→ **WHAT THE EXERCISE ASKS**:
Give the number of lines in the listing that hold the word "limit". Write nothing but that number.

→ **Records from a collection**:
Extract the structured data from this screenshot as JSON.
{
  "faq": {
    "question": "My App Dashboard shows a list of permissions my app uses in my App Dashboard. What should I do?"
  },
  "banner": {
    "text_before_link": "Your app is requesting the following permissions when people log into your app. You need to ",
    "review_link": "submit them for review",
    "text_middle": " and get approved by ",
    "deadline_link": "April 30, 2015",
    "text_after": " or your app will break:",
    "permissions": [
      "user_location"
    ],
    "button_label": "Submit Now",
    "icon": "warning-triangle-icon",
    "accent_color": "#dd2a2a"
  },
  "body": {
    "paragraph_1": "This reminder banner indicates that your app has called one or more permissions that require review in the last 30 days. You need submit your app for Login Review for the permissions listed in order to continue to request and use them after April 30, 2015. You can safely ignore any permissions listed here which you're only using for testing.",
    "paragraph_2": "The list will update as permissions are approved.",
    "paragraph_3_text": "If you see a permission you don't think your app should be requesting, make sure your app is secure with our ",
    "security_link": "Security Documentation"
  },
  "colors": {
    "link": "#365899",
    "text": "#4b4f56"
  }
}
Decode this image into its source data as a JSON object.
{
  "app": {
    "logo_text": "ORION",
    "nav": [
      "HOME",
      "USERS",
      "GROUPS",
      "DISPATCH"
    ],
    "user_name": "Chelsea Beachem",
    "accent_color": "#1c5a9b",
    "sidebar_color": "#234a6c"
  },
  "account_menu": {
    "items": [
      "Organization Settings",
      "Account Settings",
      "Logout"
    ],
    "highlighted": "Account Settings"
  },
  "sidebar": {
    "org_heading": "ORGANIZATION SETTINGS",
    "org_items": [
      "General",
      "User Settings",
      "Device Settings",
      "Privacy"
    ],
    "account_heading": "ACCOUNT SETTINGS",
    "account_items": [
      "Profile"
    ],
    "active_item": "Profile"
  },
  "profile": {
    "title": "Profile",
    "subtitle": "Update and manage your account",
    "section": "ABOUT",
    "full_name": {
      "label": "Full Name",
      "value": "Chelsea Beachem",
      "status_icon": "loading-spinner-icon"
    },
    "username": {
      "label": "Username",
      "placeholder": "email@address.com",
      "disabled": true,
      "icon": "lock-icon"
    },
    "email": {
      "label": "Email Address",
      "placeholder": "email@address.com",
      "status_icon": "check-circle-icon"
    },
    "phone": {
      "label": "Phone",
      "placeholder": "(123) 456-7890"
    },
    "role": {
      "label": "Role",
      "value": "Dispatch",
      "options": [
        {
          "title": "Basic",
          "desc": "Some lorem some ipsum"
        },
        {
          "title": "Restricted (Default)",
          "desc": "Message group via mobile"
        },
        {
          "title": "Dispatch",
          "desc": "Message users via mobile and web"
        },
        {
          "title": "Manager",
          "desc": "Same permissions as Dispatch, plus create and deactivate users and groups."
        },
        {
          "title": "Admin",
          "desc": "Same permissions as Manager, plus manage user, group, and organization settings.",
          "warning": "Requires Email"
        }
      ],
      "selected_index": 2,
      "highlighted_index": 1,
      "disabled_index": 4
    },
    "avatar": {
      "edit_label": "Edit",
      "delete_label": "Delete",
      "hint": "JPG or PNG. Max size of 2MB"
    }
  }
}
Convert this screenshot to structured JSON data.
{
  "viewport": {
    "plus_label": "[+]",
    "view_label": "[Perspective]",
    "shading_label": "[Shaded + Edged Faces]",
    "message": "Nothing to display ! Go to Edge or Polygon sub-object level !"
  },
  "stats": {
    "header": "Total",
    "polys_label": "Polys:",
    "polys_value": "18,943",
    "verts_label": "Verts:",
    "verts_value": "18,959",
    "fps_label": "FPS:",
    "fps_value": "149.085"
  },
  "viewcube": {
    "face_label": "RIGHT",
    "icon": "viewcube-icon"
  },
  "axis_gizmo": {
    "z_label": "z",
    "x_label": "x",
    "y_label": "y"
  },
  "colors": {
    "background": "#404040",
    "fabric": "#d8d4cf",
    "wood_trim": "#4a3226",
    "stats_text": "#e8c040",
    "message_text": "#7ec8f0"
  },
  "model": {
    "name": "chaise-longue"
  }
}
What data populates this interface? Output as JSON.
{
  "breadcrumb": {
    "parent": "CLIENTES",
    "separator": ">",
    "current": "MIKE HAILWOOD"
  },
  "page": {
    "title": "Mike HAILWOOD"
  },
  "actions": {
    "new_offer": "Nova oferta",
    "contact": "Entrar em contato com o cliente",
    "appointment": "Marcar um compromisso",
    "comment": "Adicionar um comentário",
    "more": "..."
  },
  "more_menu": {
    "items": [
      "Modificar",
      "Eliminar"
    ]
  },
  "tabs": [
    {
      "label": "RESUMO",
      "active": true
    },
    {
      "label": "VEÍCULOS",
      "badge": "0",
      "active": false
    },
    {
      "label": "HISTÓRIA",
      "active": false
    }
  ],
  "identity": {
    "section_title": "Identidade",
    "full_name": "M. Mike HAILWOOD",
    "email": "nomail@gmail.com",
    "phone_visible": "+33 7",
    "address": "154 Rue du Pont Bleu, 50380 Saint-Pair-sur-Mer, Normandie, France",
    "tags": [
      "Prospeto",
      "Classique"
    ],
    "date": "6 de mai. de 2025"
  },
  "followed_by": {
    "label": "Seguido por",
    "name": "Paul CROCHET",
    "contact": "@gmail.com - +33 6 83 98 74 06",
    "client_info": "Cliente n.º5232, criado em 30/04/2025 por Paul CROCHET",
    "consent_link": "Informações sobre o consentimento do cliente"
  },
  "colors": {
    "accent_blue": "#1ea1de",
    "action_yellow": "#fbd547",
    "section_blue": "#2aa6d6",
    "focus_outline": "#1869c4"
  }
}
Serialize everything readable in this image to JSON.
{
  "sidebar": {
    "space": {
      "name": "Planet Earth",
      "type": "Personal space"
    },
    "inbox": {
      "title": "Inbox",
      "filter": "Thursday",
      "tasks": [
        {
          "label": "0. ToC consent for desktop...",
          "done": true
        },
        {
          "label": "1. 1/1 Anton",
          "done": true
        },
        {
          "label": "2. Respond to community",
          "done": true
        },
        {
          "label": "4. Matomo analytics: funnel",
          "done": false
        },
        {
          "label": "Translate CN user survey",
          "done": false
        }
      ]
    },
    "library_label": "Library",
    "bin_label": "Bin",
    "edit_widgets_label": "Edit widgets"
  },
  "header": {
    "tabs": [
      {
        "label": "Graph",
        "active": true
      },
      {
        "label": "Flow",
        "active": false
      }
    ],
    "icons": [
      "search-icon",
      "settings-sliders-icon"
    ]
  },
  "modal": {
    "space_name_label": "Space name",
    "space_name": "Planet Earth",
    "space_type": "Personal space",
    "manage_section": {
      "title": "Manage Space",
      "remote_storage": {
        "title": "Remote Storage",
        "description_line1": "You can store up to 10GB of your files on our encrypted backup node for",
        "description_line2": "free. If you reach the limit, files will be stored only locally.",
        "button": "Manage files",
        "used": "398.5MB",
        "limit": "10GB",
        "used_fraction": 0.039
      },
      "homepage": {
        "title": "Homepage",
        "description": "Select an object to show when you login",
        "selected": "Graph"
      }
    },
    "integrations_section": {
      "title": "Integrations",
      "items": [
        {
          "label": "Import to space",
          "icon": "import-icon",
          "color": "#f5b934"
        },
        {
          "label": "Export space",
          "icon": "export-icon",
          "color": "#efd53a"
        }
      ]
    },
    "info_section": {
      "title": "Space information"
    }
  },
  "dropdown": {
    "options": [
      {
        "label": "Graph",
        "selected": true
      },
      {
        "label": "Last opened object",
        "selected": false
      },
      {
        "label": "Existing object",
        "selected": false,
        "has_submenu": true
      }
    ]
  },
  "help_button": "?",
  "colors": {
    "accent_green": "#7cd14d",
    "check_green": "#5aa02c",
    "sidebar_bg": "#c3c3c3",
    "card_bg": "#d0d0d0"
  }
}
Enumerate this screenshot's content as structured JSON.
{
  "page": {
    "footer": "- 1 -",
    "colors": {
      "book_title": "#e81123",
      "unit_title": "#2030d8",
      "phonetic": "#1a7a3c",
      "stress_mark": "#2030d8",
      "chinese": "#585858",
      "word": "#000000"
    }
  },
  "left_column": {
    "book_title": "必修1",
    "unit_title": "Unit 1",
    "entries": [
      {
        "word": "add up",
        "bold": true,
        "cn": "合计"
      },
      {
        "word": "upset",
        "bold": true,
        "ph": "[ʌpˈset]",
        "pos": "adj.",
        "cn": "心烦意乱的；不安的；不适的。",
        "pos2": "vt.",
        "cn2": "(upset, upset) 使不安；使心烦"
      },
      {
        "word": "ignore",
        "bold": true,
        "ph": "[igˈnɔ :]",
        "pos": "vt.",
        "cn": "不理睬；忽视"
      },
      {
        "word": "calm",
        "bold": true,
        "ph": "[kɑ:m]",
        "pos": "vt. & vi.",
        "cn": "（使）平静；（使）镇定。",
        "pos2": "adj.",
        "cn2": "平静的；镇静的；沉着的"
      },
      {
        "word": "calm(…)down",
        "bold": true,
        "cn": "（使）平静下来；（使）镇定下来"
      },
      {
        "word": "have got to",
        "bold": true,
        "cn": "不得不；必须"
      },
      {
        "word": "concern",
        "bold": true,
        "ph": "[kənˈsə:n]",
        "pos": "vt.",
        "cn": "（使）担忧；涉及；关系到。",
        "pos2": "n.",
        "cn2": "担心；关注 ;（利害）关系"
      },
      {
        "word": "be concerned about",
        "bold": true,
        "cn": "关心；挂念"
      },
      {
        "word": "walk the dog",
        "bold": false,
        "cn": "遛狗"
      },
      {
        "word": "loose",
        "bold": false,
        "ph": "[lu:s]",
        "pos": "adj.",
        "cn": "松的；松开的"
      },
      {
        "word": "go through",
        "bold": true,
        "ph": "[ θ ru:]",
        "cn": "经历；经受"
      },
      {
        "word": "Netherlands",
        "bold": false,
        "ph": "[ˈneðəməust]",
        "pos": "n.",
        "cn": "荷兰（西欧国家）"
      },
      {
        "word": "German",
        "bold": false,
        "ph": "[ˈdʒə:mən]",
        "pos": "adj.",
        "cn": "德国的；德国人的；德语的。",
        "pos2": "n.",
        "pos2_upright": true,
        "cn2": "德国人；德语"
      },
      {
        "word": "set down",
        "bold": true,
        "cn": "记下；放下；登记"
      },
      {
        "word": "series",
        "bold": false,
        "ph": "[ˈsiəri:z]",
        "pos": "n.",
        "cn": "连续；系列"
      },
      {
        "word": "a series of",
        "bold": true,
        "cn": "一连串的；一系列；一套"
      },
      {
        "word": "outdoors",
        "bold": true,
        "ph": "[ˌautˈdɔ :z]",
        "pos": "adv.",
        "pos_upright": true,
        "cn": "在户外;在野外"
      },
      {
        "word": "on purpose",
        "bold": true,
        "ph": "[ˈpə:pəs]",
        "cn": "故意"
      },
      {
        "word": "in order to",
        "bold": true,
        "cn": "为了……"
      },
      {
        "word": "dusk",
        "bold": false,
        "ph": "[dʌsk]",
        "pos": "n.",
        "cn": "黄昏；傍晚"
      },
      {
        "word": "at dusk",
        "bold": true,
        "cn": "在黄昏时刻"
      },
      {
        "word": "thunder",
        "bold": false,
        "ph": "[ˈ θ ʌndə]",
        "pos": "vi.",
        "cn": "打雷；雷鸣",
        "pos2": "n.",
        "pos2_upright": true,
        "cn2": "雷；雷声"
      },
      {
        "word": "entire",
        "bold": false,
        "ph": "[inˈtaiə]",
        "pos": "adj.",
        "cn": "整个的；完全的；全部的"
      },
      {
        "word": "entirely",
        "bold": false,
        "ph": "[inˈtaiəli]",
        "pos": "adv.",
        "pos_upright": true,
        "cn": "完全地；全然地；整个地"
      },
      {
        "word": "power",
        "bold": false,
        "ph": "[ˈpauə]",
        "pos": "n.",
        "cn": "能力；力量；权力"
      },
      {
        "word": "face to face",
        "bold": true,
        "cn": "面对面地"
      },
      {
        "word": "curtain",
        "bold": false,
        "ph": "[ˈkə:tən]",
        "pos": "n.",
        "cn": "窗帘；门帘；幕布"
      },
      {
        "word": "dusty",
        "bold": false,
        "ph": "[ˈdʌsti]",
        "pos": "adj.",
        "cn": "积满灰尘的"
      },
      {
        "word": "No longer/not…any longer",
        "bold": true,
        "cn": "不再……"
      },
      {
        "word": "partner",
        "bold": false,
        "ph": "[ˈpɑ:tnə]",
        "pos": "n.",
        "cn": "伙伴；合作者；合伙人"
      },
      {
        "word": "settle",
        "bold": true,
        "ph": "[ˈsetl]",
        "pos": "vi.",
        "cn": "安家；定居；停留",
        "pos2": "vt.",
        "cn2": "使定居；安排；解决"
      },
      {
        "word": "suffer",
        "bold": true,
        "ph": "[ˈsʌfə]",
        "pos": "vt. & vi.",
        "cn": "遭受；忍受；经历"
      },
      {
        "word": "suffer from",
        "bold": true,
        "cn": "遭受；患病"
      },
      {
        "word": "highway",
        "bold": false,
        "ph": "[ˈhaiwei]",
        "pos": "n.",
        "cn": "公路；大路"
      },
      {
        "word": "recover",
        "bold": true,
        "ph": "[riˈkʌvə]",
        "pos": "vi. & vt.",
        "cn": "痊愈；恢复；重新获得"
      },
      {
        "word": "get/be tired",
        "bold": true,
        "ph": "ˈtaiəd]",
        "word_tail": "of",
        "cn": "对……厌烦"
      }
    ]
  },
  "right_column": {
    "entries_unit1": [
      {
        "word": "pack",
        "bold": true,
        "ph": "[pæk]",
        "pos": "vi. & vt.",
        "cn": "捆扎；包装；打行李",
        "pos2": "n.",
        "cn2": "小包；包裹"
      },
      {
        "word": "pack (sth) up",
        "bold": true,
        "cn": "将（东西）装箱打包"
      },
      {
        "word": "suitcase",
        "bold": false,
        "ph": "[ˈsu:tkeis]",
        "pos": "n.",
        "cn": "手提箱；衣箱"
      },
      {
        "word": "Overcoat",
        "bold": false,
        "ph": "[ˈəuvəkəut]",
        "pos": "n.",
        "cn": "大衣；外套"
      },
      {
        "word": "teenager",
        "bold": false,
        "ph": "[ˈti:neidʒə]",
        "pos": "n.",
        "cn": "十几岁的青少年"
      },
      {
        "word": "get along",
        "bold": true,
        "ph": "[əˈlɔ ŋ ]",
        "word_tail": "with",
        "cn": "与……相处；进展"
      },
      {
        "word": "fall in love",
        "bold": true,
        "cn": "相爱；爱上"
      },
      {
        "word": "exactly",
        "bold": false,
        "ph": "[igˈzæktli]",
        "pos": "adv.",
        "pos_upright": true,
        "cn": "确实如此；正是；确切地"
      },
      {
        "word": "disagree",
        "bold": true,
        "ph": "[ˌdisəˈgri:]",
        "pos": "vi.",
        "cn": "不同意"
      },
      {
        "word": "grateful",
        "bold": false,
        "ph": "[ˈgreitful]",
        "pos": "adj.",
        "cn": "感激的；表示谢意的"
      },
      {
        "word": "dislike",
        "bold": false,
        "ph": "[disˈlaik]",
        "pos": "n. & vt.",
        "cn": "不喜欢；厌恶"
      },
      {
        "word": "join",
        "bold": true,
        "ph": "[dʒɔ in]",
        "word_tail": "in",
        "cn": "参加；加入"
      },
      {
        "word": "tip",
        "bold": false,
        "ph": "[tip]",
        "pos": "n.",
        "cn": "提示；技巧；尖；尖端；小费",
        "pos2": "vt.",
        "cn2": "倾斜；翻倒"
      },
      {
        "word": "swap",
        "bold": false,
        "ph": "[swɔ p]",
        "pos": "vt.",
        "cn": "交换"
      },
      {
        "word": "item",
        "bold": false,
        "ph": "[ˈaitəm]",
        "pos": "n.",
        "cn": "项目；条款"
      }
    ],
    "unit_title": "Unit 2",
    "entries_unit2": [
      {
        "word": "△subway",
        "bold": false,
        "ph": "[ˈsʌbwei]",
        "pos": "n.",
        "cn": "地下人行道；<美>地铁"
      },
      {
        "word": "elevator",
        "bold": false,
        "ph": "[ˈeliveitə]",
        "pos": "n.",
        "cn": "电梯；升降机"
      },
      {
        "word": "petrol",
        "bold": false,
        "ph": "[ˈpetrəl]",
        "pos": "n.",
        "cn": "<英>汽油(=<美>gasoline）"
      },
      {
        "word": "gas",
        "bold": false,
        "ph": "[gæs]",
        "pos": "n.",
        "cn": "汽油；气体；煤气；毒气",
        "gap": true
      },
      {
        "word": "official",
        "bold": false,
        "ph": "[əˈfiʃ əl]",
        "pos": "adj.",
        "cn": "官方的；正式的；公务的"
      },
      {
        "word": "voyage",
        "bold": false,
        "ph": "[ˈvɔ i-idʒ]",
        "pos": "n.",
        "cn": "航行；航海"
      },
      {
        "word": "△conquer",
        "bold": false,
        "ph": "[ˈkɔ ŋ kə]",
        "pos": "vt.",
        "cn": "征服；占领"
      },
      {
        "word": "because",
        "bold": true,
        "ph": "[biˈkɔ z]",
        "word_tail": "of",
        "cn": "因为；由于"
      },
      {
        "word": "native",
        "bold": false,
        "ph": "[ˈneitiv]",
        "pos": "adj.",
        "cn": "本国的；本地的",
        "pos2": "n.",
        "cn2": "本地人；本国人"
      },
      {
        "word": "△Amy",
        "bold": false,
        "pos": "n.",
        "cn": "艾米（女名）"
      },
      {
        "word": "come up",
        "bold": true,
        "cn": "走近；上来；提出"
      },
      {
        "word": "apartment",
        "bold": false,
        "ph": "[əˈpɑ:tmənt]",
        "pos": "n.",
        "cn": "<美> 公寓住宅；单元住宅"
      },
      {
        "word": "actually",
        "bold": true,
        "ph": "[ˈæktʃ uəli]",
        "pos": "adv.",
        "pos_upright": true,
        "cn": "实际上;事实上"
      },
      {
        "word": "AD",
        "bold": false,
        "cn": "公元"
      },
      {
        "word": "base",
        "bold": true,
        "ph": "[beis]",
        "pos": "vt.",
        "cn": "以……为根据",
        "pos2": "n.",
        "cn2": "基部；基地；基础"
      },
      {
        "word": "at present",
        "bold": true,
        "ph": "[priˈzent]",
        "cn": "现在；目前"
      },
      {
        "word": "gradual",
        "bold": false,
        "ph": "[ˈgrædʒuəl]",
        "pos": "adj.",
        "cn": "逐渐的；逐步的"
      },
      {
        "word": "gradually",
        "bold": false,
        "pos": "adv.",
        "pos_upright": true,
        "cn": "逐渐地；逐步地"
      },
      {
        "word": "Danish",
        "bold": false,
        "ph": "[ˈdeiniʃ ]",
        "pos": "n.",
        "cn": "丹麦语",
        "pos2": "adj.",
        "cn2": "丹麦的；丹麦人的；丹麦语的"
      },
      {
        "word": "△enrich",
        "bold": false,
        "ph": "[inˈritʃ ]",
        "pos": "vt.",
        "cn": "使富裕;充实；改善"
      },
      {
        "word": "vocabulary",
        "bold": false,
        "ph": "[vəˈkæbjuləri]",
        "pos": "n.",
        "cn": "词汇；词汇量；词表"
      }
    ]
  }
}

→ **TASK OUTPUT**:
2